• [Provided data]:
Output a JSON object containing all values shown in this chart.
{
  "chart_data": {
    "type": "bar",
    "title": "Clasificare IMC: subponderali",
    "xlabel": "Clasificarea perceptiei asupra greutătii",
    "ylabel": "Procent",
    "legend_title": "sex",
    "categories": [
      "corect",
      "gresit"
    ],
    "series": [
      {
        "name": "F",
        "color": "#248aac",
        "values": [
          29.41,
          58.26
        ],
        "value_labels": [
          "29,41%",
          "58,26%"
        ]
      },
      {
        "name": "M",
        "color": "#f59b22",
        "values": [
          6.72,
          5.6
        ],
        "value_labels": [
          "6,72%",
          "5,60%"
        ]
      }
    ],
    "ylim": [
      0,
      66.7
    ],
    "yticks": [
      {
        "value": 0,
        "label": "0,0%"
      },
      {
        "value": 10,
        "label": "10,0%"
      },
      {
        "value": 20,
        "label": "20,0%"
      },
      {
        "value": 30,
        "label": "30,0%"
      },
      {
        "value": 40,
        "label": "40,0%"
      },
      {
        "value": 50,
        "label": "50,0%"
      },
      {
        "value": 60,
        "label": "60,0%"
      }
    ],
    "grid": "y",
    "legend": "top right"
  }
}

• [What you will do]: Copy each line of the data exactly, leaving nothing out.

• [Correct response]:
Output a JSON object containing all values shown in this chart.
{
  "chart_data": {
    "type": "bar",
    "title": "Clasificare IMC: subponderali",
    "xlabel": "Clasificarea perceptiei asupra greutătii",
    "ylabel": "Procent",
    "legend_title": "sex",
    "categories": [
      "corect",
      "gresit"
    ],
    "series": [
      {
        "name": "F",
        "color": "#248aac",
        "values": [
          29.41,
          58.26
        ],
        "value_labels": [
          "29,41%",
          "58,26%"
        ]
      },
      {
        "name": "M",
        "color": "#f59b22",
        "values": [
          6.72,
          5.6
        ],
        "value_labels": [
          "6,72%",
          "5,60%"
        ]
      }
    ],
    "ylim": [
      0,
      66.7
    ],
    "yticks": [
      {
        "value": 0,
        "label": "0,0%"
      },
      {
        "value": 10,
        "label": "10,0%"
      },
      {
        "value": 20,
        "label": "20,0%"
      },
      {
        "value": 30,
        "label": "30,0%"
      },
      {
        "value": 40,
        "label": "40,0%"
      },
      {
        "value": 50,
        "label": "50,0%"
      },
      {
        "value": 60,
        "label": "60,0%"
      }
    ],
    "grid": "y",
    "legend": "top right"
  }
}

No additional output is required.